=== BRIEF ===
Filter these entries, keeping only lines that hold the word "this".

=== EXTRACTED ENTRIES ===
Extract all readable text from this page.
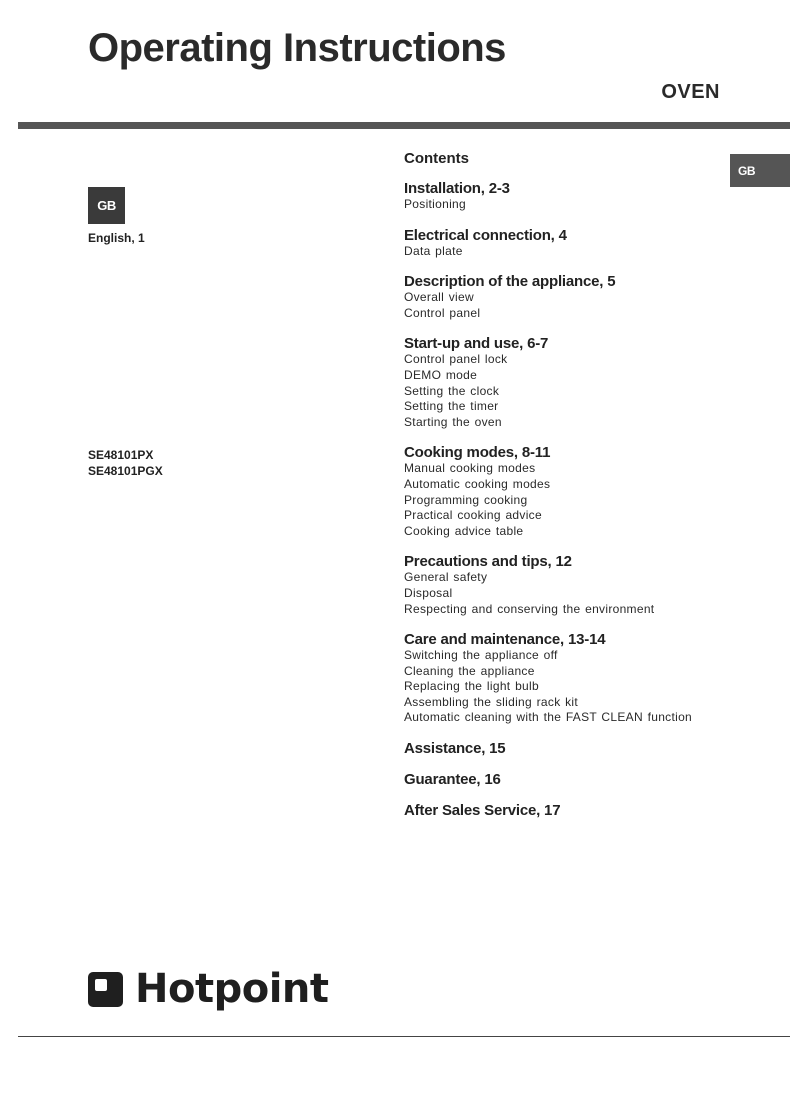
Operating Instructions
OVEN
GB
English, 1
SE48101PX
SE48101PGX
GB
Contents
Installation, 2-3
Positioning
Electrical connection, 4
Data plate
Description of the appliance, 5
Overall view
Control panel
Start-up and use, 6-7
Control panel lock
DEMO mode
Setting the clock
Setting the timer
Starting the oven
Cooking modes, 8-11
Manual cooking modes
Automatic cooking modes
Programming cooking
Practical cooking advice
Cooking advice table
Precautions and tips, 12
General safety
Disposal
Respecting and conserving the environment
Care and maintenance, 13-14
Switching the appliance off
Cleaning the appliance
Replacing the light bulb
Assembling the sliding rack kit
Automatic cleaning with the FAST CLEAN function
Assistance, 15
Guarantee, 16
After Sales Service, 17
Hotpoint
--
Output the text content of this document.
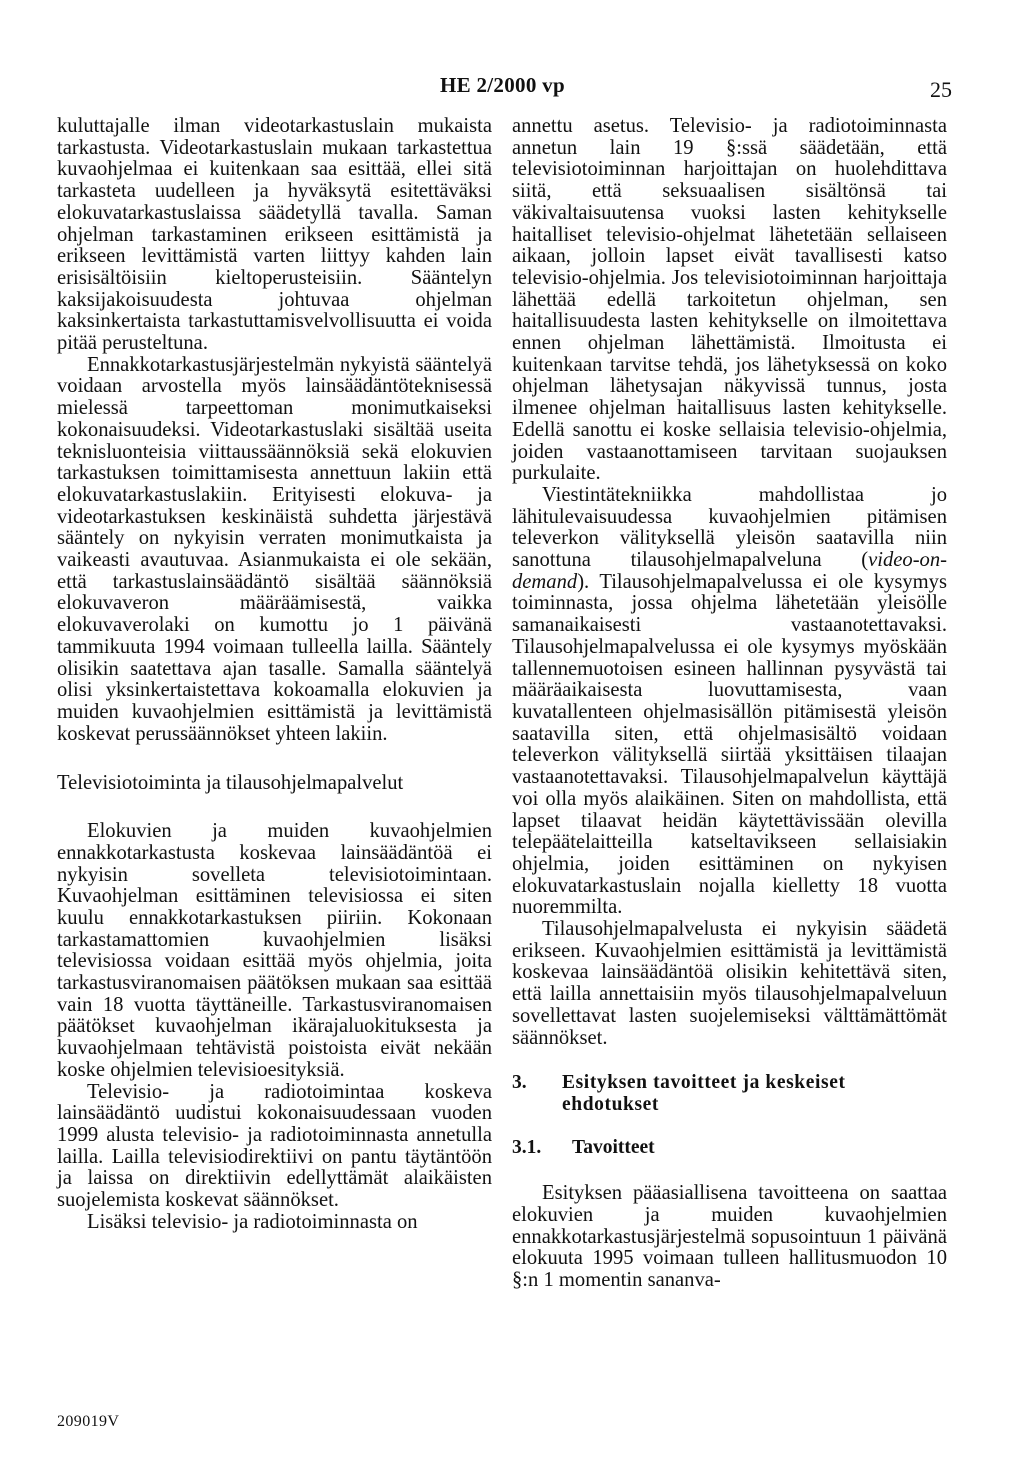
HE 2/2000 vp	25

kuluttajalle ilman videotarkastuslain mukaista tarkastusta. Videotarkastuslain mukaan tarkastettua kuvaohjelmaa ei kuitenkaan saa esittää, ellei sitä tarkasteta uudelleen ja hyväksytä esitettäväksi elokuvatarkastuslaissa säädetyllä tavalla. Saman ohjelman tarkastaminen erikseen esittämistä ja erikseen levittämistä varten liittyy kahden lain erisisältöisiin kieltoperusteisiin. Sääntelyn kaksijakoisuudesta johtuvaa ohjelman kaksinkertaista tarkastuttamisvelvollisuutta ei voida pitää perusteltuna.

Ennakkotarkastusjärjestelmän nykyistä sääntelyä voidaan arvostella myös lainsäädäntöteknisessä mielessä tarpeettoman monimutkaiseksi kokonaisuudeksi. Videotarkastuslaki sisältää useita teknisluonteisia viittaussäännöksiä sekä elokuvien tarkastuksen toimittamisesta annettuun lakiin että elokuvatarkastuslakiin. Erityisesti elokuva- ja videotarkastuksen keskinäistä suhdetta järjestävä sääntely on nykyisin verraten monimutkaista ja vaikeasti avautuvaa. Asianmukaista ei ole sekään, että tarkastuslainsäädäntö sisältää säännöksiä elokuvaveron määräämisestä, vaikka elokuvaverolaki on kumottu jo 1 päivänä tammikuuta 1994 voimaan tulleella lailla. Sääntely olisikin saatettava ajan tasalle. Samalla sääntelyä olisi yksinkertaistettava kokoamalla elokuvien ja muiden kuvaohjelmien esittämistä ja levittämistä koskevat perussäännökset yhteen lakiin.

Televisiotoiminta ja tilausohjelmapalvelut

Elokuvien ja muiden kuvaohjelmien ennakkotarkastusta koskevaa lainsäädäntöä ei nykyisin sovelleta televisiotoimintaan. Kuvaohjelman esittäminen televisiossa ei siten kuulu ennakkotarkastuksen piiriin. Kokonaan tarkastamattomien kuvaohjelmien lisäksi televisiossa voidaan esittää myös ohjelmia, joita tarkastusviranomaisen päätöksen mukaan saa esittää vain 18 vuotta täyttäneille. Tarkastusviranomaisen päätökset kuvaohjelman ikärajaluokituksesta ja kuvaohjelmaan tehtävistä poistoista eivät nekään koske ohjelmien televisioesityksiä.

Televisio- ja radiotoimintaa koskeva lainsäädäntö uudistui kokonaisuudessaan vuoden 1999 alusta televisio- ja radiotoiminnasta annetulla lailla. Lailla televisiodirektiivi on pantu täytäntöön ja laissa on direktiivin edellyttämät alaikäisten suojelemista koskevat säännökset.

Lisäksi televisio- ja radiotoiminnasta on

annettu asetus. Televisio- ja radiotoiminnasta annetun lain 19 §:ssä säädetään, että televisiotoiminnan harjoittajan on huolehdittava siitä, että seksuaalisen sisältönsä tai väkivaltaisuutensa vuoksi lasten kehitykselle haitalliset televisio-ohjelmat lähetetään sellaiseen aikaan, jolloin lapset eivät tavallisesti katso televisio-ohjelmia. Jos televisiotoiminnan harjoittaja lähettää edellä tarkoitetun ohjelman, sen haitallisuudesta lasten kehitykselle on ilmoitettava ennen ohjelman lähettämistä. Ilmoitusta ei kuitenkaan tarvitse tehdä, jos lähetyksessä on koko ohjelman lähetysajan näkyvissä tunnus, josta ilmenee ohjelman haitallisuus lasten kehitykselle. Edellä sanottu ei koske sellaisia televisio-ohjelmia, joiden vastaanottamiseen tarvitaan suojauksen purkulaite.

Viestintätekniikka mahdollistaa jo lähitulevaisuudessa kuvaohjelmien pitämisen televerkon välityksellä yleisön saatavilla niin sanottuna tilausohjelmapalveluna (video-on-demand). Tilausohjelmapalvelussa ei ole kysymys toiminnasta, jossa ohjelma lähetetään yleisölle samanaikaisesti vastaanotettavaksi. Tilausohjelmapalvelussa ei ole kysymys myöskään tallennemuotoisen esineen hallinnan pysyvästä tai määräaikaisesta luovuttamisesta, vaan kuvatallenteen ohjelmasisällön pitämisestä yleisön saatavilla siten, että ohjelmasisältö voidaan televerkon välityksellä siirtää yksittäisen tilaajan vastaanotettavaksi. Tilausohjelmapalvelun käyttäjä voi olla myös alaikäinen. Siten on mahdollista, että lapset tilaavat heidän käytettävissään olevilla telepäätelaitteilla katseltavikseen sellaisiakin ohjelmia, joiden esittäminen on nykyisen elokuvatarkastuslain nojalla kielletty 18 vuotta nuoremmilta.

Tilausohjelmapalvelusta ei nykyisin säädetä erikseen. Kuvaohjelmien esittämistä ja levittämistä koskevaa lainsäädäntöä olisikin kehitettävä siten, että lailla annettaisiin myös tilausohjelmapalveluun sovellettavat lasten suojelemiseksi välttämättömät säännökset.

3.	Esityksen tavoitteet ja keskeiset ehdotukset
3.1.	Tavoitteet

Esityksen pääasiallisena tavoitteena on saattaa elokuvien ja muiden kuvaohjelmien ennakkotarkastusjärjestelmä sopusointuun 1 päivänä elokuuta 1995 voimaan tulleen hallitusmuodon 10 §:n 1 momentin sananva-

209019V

=== WRITTEN ANSWER ===
Extract all readable text from this page.
Output the text content of this document.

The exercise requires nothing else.